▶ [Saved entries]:
+++
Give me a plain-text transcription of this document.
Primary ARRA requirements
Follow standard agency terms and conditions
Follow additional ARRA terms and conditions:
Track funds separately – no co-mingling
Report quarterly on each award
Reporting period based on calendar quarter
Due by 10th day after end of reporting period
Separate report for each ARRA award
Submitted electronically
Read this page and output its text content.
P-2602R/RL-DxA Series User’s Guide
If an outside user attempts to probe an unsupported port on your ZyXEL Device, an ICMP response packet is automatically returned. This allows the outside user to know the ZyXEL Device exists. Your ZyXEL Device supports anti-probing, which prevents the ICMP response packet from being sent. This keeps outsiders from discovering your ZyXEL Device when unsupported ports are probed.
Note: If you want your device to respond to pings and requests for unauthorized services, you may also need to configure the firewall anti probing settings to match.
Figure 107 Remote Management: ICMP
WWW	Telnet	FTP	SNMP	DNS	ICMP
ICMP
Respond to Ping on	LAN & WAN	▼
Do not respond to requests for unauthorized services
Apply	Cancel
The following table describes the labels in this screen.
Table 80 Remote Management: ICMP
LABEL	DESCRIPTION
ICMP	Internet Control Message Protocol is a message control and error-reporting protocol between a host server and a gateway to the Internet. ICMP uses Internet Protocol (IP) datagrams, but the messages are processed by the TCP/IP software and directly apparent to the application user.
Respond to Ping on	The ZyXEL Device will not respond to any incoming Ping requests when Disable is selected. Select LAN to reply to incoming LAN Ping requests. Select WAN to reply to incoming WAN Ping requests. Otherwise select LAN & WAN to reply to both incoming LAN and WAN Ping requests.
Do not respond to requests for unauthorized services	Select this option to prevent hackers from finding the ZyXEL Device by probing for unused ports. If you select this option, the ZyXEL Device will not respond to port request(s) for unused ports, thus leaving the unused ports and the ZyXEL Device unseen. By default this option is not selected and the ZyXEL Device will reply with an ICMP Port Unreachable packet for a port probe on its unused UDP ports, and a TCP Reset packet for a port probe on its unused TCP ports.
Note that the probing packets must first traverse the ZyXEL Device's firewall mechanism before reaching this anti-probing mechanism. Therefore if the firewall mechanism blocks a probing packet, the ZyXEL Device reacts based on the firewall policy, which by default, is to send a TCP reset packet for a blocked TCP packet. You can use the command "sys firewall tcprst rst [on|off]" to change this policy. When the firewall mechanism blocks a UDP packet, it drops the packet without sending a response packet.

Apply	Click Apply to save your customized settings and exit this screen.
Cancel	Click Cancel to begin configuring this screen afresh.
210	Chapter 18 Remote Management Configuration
+++
Every line holding "Remote" should be copied out.

Figure 107 Remote Management: ICMP
Table 80 Remote Management: ICMP
210	Chapter 18 Remote Management Configuration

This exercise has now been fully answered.